Provided data:
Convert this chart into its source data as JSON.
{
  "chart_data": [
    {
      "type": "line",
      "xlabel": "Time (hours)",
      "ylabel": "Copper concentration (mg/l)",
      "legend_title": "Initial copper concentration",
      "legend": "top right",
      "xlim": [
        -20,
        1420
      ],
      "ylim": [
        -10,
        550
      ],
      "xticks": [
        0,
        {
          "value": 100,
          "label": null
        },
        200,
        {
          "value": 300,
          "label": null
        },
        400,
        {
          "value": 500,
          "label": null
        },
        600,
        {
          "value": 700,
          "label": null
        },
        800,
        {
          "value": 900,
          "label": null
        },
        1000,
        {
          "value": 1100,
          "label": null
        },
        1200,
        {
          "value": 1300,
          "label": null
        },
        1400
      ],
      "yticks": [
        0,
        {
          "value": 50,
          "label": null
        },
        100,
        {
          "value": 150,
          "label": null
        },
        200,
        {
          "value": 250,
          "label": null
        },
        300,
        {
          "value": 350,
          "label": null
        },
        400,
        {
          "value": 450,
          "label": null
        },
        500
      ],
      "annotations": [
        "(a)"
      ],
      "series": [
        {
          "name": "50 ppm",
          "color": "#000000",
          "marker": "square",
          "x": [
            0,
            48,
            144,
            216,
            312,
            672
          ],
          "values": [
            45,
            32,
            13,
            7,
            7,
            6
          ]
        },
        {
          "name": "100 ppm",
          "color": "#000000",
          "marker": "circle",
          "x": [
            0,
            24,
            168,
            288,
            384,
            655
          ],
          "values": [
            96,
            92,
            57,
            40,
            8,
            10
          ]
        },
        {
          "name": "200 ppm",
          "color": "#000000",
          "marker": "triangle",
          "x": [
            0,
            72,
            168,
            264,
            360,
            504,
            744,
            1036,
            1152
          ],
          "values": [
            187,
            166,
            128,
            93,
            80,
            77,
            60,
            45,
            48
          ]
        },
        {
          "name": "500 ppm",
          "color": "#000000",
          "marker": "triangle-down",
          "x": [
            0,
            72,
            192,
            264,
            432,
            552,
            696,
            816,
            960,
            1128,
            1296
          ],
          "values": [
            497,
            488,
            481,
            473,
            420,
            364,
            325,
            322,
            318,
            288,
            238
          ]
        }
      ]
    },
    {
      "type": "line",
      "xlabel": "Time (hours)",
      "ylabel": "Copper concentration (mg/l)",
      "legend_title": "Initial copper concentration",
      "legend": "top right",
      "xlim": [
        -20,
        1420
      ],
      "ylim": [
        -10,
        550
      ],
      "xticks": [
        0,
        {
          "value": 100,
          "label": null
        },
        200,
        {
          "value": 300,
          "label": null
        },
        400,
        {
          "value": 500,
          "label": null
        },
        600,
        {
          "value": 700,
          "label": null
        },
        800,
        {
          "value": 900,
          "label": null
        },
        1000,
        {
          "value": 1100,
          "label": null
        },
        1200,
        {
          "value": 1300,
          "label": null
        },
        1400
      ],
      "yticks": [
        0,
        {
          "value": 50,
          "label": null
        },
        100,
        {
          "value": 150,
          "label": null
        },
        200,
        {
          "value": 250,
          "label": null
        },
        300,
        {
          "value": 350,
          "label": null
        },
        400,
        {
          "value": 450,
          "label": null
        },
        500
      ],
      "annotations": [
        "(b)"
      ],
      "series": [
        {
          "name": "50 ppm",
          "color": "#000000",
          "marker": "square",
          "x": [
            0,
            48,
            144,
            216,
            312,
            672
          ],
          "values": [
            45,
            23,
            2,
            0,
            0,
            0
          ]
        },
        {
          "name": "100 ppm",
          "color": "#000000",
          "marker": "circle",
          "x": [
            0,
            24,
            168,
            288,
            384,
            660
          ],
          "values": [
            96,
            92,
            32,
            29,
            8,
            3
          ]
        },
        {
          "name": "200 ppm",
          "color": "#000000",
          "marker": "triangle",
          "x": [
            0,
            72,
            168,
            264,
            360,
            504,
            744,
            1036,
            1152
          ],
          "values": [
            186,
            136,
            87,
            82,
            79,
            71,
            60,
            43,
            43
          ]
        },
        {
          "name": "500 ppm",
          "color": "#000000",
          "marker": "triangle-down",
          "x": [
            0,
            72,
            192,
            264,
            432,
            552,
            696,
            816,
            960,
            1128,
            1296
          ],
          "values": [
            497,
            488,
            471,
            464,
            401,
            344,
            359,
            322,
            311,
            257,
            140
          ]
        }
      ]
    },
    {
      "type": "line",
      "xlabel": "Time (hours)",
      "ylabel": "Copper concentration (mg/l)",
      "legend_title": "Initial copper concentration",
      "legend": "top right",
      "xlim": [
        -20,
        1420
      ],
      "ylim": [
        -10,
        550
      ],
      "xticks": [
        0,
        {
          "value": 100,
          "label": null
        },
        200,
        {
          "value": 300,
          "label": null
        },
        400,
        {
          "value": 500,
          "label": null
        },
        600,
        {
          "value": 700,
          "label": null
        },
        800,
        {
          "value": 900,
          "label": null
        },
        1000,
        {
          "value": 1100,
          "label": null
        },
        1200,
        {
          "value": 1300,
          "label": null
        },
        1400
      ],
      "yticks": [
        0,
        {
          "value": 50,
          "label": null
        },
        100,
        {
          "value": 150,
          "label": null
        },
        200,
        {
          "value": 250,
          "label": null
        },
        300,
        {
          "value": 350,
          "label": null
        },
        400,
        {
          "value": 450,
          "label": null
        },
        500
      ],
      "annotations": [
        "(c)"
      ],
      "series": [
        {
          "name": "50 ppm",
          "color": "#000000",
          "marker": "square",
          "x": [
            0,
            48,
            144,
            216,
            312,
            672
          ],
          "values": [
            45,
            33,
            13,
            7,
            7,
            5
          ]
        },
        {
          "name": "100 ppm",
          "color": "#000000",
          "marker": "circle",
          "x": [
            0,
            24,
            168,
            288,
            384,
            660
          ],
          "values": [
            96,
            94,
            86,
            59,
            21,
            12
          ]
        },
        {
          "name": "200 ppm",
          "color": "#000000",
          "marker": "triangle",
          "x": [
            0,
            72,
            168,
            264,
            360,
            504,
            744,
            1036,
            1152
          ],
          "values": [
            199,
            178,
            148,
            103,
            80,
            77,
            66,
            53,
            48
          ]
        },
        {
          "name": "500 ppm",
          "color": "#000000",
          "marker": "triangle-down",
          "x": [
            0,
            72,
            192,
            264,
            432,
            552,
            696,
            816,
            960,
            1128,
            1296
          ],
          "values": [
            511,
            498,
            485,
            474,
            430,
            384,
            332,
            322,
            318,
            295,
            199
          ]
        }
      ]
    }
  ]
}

What to produce: Write out the entire listing exactly.

Complete answer:
Convert this chart into its source data as JSON.
{
  "chart_data": [
    {
      "type": "line",
      "xlabel": "Time (hours)",
      "ylabel": "Copper concentration (mg/l)",
      "legend_title": "Initial copper concentration",
      "legend": "top right",
      "xlim": [
        -20,
        1420
      ],
      "ylim": [
        -10,
        550
      ],
      "xticks": [
        0,
        {
          "value": 100,
          "label": null
        },
        200,
        {
          "value": 300,
          "label": null
        },
        400,
        {
          "value": 500,
          "label": null
        },
        600,
        {
          "value": 700,
          "label": null
        },
        800,
        {
          "value": 900,
          "label": null
        },
        1000,
        {
          "value": 1100,
          "label": null
        },
        1200,
        {
          "value": 1300,
          "label": null
        },
        1400
      ],
      "yticks": [
        0,
        {
          "value": 50,
          "label": null
        },
        100,
        {
          "value": 150,
          "label": null
        },
        200,
        {
          "value": 250,
          "label": null
        },
        300,
        {
          "value": 350,
          "label": null
        },
        400,
        {
          "value": 450,
          "label": null
        },
        500
      ],
      "annotations": [
        "(a)"
      ],
      "series": [
        {
          "name": "50 ppm",
          "color": "#000000",
          "marker": "square",
          "x": [
            0,
            48,
            144,
            216,
            312,
            672
          ],
          "values": [
            45,
            32,
            13,
            7,
            7,
            6
          ]
        },
        {
          "name": "100 ppm",
          "color": "#000000",
          "marker": "circle",
          "x": [
            0,
            24,
            168,
            288,
            384,
            655
          ],
          "values": [
            96,
            92,
            57,
            40,
            8,
            10
          ]
        },
        {
          "name": "200 ppm",
          "color": "#000000",
          "marker": "triangle",
          "x": [
            0,
            72,
            168,
            264,
            360,
            504,
            744,
            1036,
            1152
          ],
          "values": [
            187,
            166,
            128,
            93,
            80,
            77,
            60,
            45,
            48
          ]
        },
        {
          "name": "500 ppm",
          "color": "#000000",
          "marker": "triangle-down",
          "x": [
            0,
            72,
            192,
            264,
            432,
            552,
            696,
            816,
            960,
            1128,
            1296
          ],
          "values": [
            497,
            488,
            481,
            473,
            420,
            364,
            325,
            322,
            318,
            288,
            238
          ]
        }
      ]
    },
    {
      "type": "line",
      "xlabel": "Time (hours)",
      "ylabel": "Copper concentration (mg/l)",
      "legend_title": "Initial copper concentration",
      "legend": "top right",
      "xlim": [
        -20,
        1420
      ],
      "ylim": [
        -10,
        550
      ],
      "xticks": [
        0,
        {
          "value": 100,
          "label": null
        },
        200,
        {
          "value": 300,
          "label": null
        },
        400,
        {
          "value": 500,
          "label": null
        },
        600,
        {
          "value": 700,
          "label": null
        },
        800,
        {
          "value": 900,
          "label": null
        },
        1000,
        {
          "value": 1100,
          "label": null
        },
        1200,
        {
          "value": 1300,
          "label": null
        },
        1400
      ],
      "yticks": [
        0,
        {
          "value": 50,
          "label": null
        },
        100,
        {
          "value": 150,
          "label": null
        },
        200,
        {
          "value": 250,
          "label": null
        },
        300,
        {
          "value": 350,
          "label": null
        },
        400,
        {
          "value": 450,
          "label": null
        },
        500
      ],
      "annotations": [
        "(b)"
      ],
      "series": [
        {
          "name": "50 ppm",
          "color": "#000000",
          "marker": "square",
          "x": [
            0,
            48,
            144,
            216,
            312,
            672
          ],
          "values": [
            45,
            23,
            2,
            0,
            0,
            0
          ]
        },
        {
          "name": "100 ppm",
          "color": "#000000",
          "marker": "circle",
          "x": [
            0,
            24,
            168,
            288,
            384,
            660
          ],
          "values": [
            96,
            92,
            32,
            29,
            8,
            3
          ]
        },
        {
          "name": "200 ppm",
          "color": "#000000",
          "marker": "triangle",
          "x": [
            0,
            72,
            168,
            264,
            360,
            504,
            744,
            1036,
            1152
          ],
          "values": [
            186,
            136,
            87,
            82,
            79,
            71,
            60,
            43,
            43
          ]
        },
        {
          "name": "500 ppm",
          "color": "#000000",
          "marker": "triangle-down",
          "x": [
            0,
            72,
            192,
            264,
            432,
            552,
            696,
            816,
            960,
            1128,
            1296
          ],
          "values": [
            497,
            488,
            471,
            464,
            401,
            344,
            359,
            322,
            311,
            257,
            140
          ]
        }
      ]
    },
    {
      "type": "line",
      "xlabel": "Time (hours)",
      "ylabel": "Copper concentration (mg/l)",
      "legend_title": "Initial copper concentration",
      "legend": "top right",
      "xlim": [
        -20,
        1420
      ],
      "ylim": [
        -10,
        550
      ],
      "xticks": [
        0,
        {
          "value": 100,
          "label": null
        },
        200,
        {
          "value": 300,
          "label": null
        },
        400,
        {
          "value": 500,
          "label": null
        },
        600,
        {
          "value": 700,
          "label": null
        },
        800,
        {
          "value": 900,
          "label": null
        },
        1000,
        {
          "value": 1100,
          "label": null
        },
        1200,
        {
          "value": 1300,
          "label": null
        },
        1400
      ],
      "yticks": [
        0,
        {
          "value": 50,
          "label": null
        },
        100,
        {
          "value": 150,
          "label": null
        },
        200,
        {
          "value": 250,
          "label": null
        },
        300,
        {
          "value": 350,
          "label": null
        },
        400,
        {
          "value": 450,
          "label": null
        },
        500
      ],
      "annotations": [
        "(c)"
      ],
      "series": [
        {
          "name": "50 ppm",
          "color": "#000000",
          "marker": "square",
          "x": [
            0,
            48,
            144,
            216,
            312,
            672
          ],
          "values": [
            45,
            33,
            13,
            7,
            7,
            5
          ]
        },
        {
          "name": "100 ppm",
          "color": "#000000",
          "marker": "circle",
          "x": [
            0,
            24,
            168,
            288,
            384,
            660
          ],
          "values": [
            96,
            94,
            86,
            59,
            21,
            12
          ]
        },
        {
          "name": "200 ppm",
          "color": "#000000",
          "marker": "triangle",
          "x": [
            0,
            72,
            168,
            264,
            360,
            504,
            744,
            1036,
            1152
          ],
          "values": [
            199,
            178,
            148,
            103,
            80,
            77,
            66,
            53,
            48
          ]
        },
        {
          "name": "500 ppm",
          "color": "#000000",
          "marker": "triangle-down",
          "x": [
            0,
            72,
            192,
            264,
            432,
            552,
            696,
            816,
            960,
            1128,
            1296
          ],
          "values": [
            511,
            498,
            485,
            474,
            430,
            384,
            332,
            322,
            318,
            295,
            199
          ]
        }
      ]
    }
  ]
}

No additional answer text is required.